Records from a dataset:
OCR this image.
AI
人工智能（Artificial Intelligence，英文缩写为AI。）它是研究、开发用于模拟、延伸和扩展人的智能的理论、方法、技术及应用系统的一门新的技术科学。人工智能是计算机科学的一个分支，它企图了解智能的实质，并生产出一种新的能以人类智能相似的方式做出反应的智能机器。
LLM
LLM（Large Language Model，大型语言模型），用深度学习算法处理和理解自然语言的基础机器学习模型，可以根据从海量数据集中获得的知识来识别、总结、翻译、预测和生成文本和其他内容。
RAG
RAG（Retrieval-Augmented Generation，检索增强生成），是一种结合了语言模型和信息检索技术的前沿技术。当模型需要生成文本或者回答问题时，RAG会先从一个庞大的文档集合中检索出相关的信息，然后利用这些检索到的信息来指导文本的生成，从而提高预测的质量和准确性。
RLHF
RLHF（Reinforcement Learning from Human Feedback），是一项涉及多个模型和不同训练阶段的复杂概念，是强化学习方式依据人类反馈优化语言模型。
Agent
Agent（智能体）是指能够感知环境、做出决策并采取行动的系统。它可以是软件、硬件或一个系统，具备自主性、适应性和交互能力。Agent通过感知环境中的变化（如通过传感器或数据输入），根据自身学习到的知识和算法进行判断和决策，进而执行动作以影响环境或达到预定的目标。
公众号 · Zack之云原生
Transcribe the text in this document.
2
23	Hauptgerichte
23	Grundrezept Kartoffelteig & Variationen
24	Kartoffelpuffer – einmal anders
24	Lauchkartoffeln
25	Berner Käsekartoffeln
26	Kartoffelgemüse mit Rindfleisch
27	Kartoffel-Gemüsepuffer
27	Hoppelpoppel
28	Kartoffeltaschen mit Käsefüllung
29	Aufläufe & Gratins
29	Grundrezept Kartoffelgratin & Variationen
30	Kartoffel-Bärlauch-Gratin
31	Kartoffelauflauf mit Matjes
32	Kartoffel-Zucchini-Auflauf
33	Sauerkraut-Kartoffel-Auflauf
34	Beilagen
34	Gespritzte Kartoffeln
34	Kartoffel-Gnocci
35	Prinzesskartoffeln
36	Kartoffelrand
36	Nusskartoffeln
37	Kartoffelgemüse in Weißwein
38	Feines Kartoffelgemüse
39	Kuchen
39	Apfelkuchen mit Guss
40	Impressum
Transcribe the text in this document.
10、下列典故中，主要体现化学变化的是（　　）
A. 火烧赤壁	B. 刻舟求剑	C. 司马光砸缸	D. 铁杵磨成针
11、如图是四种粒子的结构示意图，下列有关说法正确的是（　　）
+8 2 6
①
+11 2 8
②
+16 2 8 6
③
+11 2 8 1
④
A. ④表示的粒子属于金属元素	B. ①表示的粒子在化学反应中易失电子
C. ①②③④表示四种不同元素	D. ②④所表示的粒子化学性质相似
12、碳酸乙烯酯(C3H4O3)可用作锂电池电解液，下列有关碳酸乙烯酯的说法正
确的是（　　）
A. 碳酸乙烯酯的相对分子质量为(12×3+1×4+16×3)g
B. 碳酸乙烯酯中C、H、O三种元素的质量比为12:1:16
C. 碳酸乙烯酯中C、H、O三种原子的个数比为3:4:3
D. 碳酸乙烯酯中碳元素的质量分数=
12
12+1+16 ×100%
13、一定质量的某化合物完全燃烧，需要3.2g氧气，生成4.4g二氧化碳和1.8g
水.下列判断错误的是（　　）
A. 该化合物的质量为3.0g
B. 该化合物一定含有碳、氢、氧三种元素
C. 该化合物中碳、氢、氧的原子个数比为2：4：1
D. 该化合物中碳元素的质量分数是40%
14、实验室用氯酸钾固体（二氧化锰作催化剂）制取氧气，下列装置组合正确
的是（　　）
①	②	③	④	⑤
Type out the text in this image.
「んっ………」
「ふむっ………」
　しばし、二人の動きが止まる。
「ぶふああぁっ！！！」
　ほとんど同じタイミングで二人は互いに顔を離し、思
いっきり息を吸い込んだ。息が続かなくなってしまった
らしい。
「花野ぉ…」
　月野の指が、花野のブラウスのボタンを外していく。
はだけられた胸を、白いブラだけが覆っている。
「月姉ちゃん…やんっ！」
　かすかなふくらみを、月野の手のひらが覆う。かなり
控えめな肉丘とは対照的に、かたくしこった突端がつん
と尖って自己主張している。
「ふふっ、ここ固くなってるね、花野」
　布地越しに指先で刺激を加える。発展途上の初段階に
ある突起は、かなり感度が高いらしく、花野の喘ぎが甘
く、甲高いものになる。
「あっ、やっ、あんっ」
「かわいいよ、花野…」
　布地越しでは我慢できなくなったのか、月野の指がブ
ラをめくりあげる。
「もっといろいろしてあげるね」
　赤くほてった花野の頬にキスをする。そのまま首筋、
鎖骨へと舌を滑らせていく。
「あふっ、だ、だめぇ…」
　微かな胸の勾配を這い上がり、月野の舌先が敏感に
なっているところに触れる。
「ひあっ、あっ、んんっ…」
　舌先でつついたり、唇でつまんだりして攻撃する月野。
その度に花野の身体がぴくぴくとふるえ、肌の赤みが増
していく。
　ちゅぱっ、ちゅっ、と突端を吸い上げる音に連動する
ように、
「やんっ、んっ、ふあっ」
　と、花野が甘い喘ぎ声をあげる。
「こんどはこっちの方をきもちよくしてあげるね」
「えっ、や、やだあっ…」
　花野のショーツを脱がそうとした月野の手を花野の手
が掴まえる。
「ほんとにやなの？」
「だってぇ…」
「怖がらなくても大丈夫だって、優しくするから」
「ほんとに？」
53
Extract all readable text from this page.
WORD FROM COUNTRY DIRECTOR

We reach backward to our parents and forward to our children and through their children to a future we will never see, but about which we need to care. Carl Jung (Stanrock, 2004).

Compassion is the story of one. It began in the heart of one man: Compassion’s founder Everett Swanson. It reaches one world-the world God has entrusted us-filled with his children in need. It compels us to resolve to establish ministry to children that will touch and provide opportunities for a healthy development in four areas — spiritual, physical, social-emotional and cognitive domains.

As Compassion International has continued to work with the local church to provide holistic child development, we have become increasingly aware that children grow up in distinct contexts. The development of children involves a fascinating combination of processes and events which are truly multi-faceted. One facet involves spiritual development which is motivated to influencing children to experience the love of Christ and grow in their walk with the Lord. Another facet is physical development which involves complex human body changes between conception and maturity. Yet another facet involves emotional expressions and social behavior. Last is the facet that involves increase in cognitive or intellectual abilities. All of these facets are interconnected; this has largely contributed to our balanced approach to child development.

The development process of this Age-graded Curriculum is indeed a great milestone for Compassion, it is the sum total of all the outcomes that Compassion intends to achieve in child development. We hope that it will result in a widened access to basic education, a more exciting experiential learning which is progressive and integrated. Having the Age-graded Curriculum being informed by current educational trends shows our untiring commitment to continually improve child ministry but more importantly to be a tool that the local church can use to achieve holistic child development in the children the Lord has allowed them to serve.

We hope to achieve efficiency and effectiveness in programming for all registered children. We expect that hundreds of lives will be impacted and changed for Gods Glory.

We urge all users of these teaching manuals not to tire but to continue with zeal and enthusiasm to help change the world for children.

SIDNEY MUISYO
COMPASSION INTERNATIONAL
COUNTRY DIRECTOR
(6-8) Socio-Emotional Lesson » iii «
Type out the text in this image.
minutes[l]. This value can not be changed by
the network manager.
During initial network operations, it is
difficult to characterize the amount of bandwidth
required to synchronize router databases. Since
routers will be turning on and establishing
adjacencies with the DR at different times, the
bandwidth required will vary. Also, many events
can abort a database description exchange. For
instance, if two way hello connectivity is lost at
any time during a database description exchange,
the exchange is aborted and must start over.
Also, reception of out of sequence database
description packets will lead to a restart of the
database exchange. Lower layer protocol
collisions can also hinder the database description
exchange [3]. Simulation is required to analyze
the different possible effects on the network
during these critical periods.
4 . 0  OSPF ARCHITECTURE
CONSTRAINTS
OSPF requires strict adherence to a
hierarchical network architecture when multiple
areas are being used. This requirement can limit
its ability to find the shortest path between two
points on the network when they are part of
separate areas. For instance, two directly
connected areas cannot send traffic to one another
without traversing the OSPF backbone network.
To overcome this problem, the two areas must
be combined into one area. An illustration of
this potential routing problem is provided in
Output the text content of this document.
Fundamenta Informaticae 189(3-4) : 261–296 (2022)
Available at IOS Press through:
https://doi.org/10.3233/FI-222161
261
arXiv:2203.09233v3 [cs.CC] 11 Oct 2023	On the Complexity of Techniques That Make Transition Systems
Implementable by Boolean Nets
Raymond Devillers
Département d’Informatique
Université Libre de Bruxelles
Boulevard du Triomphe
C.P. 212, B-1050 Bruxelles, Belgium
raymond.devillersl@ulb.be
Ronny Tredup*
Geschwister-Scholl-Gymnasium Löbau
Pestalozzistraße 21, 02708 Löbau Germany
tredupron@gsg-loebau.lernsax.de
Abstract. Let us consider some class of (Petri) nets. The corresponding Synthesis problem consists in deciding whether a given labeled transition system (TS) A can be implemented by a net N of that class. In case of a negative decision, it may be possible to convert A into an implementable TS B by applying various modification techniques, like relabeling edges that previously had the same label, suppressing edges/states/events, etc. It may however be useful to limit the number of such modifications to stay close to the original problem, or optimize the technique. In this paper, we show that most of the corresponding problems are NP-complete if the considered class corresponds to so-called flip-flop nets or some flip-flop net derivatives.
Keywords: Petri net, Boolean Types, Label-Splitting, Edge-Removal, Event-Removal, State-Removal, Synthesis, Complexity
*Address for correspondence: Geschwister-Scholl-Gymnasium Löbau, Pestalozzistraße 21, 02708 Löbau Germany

**Exercise description**
Filter the listing above for the string "world" and copy every matching line.

**Exercise response**
Compassion is the story of one. It began in the heart of one man: Compassion’s founder Everett Swanson. It reaches one world-the world God has entrusted us-filled with his children in need. It compels us to resolve to establish ministry to children that will touch and provide opportunities for a healthy development in four areas — spiritual, physical, social-emotional and cognitive domains.
We urge all users of these teaching manuals not to tire but to continue with zeal and enthusiasm to help change the world for children.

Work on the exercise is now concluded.